Your task: Pictures are to be left out; otherwise, copy exactly the lines from the line containing "What's the underlying" through the end of the data.

Stored items
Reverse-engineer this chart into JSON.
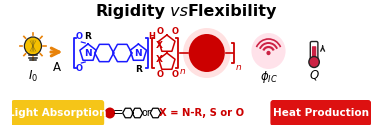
{
  "bg_color": "#ffffff",
  "title_fontsize": 11.5,
  "light_absorption_label": "Light Absorption",
  "light_absorption_bg": "#F5C518",
  "heat_production_label": "Heat Production",
  "heat_production_bg": "#DD1111",
  "arrow_color": "#E8820A",
  "blue_color": "#1a1aff",
  "red_color": "#CC0000",
  "red_glow_color": "#FF4466",
  "bottom_x_text": "X = N-R, S or O",
  "figsize": [
    3.78,
    1.25
  ],
  "dpi": 100
}
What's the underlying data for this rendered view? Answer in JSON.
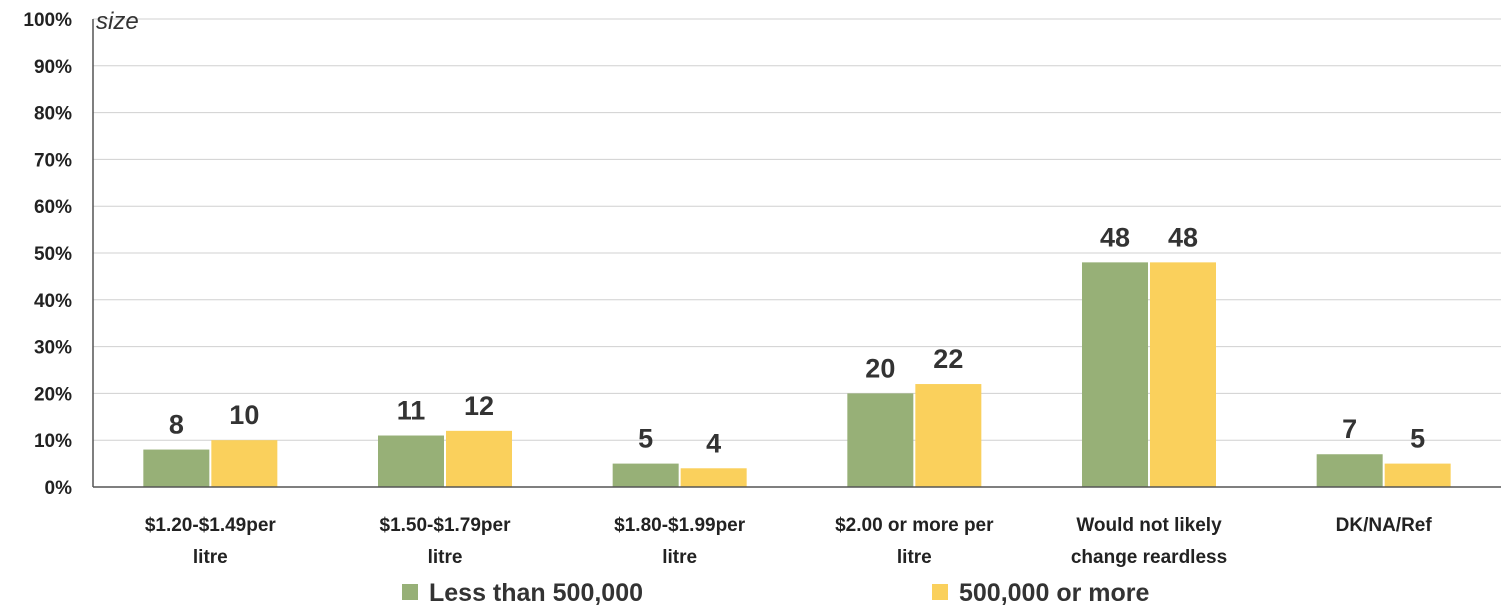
{
  "chart_data": {
    "type": "bar",
    "note_text": "size",
    "categories": [
      [
        "$1.20-$1.49per",
        "litre"
      ],
      [
        "$1.50-$1.79per",
        "litre"
      ],
      [
        "$1.80-$1.99per",
        "litre"
      ],
      [
        "$2.00 or more per",
        "litre"
      ],
      [
        "Would not likely",
        "change reardless"
      ],
      [
        "DK/NA/Ref"
      ]
    ],
    "series": [
      {
        "name": "Less than 500,000",
        "color": "#97b077",
        "values": [
          8,
          11,
          5,
          20,
          48,
          7
        ]
      },
      {
        "name": "500,000 or more",
        "color": "#fad05c",
        "values": [
          10,
          12,
          4,
          22,
          48,
          5
        ]
      }
    ],
    "y_ticks": [
      "0%",
      "10%",
      "20%",
      "30%",
      "40%",
      "50%",
      "60%",
      "70%",
      "80%",
      "90%",
      "100%"
    ],
    "ylim": [
      0,
      100
    ],
    "grid": true,
    "legend_position": "bottom"
  }
}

Reply:
What's the underlying data for this rendered view? Answer in JSON.
{
  "chart_data": {
    "type": "bar",
    "note_text": "size",
    "categories": [
      [
        "$1.20-$1.49per",
        "litre"
      ],
      [
        "$1.50-$1.79per",
        "litre"
      ],
      [
        "$1.80-$1.99per",
        "litre"
      ],
      [
        "$2.00 or more per",
        "litre"
      ],
      [
        "Would not likely",
        "change reardless"
      ],
      [
        "DK/NA/Ref"
      ]
    ],
    "series": [
      {
        "name": "Less than 500,000",
        "color": "#97b077",
        "values": [
          8,
          11,
          5,
          20,
          48,
          7
        ]
      },
      {
        "name": "500,000 or more",
        "color": "#fad05c",
        "values": [
          10,
          12,
          4,
          22,
          48,
          5
        ]
      }
    ],
    "y_ticks": [
      "0%",
      "10%",
      "20%",
      "30%",
      "40%",
      "50%",
      "60%",
      "70%",
      "80%",
      "90%",
      "100%"
    ],
    "ylim": [
      0,
      100
    ],
    "grid": true,
    "legend_position": "bottom"
  }
}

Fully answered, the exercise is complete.